Exercise directions: Wherever the string "participants" occurs in a line of these records, report that line.

Listing:
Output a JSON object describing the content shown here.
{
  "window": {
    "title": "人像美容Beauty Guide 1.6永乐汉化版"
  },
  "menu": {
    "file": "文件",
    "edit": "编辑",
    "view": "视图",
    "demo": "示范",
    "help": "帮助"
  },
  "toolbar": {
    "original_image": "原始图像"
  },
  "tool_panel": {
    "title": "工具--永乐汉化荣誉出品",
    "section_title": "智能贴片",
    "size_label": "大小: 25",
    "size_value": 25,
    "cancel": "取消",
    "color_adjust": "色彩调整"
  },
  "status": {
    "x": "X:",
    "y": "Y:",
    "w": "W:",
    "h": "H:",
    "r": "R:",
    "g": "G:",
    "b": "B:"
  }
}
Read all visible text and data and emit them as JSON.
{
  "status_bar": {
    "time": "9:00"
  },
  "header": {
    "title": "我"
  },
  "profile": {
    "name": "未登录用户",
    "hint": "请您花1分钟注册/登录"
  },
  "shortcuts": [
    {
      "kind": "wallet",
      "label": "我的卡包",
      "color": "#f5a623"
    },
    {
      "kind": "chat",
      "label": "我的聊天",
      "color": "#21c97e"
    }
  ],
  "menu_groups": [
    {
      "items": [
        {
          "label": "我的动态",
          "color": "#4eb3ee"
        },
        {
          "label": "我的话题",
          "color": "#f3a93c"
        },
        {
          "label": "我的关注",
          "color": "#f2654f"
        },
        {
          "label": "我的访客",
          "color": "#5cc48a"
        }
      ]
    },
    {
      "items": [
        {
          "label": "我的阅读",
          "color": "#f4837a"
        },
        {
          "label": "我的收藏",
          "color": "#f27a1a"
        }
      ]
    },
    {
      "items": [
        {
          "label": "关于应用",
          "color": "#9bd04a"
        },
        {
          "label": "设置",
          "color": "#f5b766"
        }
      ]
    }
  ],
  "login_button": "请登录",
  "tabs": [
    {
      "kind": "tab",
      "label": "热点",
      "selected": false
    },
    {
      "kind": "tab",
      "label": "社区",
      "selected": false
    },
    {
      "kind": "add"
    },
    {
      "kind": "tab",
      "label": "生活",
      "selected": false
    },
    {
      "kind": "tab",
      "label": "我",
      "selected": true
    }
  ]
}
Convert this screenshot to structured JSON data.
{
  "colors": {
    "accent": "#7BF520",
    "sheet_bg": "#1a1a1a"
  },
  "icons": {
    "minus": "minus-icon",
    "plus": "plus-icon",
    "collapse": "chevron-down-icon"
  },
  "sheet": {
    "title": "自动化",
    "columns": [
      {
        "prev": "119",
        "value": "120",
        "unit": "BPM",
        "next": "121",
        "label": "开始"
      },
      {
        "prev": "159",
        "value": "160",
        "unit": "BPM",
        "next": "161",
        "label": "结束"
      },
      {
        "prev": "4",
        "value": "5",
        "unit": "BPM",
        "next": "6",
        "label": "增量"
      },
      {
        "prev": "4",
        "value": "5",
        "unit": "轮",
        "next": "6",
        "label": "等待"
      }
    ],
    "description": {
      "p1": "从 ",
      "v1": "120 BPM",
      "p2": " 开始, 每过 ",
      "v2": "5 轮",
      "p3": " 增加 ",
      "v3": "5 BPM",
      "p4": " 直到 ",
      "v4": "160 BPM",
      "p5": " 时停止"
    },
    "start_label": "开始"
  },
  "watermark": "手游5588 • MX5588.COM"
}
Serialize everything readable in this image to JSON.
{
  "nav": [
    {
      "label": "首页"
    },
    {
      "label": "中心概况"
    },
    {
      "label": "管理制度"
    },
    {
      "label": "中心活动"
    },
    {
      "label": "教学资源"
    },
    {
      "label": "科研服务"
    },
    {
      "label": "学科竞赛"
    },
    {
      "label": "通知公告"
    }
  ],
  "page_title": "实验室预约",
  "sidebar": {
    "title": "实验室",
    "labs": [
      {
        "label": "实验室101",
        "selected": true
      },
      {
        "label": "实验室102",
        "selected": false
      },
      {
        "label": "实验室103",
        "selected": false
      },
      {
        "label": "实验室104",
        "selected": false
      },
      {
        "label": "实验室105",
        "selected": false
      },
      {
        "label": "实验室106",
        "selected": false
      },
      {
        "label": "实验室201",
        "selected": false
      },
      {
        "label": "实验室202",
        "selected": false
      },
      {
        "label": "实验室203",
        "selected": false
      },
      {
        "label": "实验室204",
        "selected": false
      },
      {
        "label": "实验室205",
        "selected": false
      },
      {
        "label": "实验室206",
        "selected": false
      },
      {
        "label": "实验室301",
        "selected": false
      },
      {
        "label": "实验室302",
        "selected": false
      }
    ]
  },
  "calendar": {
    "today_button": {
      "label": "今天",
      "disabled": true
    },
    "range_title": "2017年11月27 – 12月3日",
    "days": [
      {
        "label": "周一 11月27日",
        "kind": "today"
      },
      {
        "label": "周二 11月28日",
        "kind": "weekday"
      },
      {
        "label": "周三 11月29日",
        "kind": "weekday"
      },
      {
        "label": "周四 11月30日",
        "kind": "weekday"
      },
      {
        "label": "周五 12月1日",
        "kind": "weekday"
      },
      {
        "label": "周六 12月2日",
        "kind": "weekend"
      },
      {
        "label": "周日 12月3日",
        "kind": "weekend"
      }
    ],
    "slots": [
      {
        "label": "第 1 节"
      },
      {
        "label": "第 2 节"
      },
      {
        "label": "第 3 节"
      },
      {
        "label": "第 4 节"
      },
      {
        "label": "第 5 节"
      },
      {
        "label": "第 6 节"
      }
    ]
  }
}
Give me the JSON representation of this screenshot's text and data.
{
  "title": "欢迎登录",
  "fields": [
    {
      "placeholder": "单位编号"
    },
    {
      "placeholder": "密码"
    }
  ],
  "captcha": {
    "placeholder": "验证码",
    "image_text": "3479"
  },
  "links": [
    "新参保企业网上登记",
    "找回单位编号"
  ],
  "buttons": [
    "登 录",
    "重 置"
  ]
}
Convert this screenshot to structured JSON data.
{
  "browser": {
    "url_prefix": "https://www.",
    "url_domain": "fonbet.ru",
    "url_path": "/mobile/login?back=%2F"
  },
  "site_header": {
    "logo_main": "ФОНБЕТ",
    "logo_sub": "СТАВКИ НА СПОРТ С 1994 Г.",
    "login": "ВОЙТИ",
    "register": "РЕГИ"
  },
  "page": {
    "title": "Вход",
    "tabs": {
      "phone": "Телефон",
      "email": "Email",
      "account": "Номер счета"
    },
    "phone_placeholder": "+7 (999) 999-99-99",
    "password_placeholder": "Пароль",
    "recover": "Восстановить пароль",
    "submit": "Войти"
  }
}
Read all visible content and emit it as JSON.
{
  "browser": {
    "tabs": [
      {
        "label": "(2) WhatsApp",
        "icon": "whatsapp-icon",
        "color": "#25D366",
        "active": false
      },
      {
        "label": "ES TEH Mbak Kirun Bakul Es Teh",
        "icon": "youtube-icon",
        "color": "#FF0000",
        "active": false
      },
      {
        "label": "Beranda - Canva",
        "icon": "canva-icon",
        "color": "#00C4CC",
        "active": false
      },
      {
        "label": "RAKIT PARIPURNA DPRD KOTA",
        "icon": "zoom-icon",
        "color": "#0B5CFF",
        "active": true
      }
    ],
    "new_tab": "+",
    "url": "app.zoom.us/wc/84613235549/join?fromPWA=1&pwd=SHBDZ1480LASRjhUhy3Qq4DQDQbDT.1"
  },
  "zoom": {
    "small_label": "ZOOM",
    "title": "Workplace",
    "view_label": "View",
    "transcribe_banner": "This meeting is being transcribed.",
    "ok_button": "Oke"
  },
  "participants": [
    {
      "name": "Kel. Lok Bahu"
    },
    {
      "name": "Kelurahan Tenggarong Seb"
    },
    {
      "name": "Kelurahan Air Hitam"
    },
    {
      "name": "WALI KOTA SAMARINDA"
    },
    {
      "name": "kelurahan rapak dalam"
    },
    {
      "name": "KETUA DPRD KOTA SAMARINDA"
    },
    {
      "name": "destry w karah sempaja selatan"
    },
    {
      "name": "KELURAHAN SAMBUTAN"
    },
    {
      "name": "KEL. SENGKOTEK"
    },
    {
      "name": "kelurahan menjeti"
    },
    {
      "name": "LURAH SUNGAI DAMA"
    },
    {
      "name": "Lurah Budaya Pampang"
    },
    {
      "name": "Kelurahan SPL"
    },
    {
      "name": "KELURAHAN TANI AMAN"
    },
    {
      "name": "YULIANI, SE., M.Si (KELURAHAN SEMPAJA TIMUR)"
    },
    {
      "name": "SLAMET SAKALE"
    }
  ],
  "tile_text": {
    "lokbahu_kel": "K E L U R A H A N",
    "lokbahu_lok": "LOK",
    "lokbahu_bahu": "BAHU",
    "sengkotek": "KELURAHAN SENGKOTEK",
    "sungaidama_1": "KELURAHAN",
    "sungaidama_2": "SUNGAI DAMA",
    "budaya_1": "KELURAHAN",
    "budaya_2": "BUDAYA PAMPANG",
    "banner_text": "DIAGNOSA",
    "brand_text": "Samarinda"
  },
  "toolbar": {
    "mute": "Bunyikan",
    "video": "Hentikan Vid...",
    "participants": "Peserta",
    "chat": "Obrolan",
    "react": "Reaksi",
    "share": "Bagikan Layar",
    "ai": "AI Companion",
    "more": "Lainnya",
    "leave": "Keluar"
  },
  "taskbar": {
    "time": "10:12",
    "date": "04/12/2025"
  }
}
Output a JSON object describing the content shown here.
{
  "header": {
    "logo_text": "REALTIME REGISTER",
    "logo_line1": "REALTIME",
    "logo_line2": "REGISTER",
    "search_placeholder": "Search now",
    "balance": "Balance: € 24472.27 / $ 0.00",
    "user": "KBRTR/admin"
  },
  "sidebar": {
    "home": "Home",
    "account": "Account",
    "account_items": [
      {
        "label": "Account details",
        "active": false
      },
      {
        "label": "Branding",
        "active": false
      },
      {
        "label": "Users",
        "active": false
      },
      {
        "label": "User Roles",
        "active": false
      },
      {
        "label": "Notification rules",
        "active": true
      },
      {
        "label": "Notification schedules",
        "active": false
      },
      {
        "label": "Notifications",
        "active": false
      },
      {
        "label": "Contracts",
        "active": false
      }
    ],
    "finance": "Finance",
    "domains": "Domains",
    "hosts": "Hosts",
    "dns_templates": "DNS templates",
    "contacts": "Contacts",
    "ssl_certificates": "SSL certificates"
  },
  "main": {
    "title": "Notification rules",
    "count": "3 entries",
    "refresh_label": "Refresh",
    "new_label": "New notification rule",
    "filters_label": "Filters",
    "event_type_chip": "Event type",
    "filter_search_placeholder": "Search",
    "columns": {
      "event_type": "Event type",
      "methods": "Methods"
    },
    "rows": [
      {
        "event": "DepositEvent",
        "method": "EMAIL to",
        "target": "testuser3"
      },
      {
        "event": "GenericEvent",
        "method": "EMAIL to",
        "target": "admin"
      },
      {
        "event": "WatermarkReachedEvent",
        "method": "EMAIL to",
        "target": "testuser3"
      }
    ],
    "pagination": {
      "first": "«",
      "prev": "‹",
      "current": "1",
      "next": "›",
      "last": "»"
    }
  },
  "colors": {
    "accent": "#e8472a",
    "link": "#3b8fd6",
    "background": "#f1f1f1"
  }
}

Expected output:
  "participants": [
    "participants": "Peserta",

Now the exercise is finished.